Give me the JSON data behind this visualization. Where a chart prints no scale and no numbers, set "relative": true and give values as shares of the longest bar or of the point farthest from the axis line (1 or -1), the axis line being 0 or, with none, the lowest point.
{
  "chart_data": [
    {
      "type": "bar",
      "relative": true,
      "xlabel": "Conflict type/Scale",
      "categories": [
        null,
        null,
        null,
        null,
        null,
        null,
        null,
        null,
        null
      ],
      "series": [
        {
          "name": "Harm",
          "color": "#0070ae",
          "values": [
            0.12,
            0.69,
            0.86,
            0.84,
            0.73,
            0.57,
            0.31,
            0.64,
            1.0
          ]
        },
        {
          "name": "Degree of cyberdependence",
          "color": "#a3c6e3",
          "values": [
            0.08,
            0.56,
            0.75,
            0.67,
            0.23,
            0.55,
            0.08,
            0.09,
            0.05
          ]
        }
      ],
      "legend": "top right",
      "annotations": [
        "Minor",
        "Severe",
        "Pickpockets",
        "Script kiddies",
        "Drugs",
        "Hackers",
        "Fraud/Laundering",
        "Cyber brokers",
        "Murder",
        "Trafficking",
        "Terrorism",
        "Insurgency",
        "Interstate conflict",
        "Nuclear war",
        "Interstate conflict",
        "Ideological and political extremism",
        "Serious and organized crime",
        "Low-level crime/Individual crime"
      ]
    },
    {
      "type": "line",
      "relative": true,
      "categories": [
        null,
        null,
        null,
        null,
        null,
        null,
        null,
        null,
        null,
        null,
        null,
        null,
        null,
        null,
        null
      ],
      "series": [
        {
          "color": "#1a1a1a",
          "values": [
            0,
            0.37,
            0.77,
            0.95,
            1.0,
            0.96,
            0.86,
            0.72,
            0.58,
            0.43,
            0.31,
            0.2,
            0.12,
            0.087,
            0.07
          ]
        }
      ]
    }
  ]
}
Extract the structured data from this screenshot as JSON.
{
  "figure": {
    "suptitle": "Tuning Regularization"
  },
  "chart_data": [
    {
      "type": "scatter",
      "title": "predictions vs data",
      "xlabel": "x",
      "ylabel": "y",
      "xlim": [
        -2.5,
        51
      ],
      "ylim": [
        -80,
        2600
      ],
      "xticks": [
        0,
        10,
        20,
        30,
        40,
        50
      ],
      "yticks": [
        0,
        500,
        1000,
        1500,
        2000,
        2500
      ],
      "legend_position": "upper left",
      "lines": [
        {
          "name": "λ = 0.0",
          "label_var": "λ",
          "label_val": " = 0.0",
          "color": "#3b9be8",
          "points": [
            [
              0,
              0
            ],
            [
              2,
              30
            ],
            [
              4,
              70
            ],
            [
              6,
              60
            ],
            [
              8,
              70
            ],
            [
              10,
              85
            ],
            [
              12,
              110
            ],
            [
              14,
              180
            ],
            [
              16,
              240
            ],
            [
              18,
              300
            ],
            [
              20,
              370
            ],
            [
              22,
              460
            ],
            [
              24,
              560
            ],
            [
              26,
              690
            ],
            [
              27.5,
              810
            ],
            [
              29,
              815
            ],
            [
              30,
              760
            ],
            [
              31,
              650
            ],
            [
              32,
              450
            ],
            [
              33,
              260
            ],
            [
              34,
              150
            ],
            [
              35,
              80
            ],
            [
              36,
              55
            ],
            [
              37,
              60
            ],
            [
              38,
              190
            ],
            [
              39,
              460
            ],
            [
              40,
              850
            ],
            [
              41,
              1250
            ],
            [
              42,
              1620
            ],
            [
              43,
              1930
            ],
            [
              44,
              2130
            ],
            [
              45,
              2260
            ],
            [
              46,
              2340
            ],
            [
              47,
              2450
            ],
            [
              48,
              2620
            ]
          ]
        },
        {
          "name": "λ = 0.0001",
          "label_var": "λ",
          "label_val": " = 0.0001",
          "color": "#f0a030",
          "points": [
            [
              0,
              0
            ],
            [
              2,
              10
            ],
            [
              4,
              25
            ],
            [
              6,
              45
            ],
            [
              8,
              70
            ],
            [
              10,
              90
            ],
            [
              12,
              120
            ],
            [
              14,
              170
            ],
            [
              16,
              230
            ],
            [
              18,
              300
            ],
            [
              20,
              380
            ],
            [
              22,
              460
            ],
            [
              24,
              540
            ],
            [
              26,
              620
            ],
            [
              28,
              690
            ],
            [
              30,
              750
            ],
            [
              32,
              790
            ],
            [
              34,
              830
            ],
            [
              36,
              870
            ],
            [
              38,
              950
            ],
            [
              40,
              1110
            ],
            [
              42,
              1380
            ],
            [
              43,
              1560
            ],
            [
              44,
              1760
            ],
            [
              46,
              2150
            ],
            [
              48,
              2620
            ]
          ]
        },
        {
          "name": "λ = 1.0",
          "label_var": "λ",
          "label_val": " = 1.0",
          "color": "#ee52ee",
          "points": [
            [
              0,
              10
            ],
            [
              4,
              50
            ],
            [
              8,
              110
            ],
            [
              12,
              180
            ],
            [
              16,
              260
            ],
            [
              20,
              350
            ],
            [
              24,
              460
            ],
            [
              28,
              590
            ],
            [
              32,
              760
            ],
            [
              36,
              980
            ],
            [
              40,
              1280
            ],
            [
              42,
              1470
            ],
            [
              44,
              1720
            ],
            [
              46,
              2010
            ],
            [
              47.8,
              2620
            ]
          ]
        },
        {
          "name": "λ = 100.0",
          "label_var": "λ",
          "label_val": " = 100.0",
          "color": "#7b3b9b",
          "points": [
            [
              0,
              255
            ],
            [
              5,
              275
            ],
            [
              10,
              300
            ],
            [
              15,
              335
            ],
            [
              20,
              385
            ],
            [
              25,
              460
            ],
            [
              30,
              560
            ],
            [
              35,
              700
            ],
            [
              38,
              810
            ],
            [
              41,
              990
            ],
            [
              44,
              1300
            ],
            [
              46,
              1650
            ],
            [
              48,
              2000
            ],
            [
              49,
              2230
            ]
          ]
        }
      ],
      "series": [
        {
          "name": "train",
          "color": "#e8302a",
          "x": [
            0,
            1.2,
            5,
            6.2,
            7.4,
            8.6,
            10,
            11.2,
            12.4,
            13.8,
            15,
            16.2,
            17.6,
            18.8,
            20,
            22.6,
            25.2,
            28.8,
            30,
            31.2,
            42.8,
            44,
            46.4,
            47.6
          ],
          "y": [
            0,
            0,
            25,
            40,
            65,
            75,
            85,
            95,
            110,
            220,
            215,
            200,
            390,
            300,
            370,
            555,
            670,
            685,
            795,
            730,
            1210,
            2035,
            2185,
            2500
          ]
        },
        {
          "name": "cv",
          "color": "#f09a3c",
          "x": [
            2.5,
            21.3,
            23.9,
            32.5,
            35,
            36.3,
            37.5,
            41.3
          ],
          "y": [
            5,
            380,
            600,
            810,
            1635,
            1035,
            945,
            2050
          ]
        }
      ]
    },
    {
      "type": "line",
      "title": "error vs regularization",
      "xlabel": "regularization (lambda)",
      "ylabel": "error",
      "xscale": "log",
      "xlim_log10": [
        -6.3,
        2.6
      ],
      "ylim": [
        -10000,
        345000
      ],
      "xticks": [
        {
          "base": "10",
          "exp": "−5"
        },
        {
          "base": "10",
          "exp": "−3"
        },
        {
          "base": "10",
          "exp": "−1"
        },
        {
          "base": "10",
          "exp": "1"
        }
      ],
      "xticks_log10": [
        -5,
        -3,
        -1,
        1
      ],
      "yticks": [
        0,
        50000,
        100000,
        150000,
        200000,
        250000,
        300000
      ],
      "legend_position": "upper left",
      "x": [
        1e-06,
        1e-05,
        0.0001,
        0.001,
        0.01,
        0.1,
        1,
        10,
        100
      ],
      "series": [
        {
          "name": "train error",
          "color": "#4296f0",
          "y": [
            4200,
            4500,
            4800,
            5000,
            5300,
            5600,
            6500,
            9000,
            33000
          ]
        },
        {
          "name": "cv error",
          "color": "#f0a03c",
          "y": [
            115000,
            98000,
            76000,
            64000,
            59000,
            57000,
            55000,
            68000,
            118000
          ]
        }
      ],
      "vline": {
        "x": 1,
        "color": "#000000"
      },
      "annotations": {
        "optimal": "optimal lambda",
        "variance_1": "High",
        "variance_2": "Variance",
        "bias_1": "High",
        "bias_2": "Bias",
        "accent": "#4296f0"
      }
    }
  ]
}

== == ==

Requirements:
Identify the lines of the data that contain the word "from". Copy each of them.

Exercise solution:
Give me the JSON data behind this visualization. Where a chart prints no scale and no numbers, set "relative": true and give values as shares of the longest bar or of the point farthest from the axis line (1 or -1), the axis line being 0 or, with none, the lowest point.
Extract the structured data from this screenshot as JSON.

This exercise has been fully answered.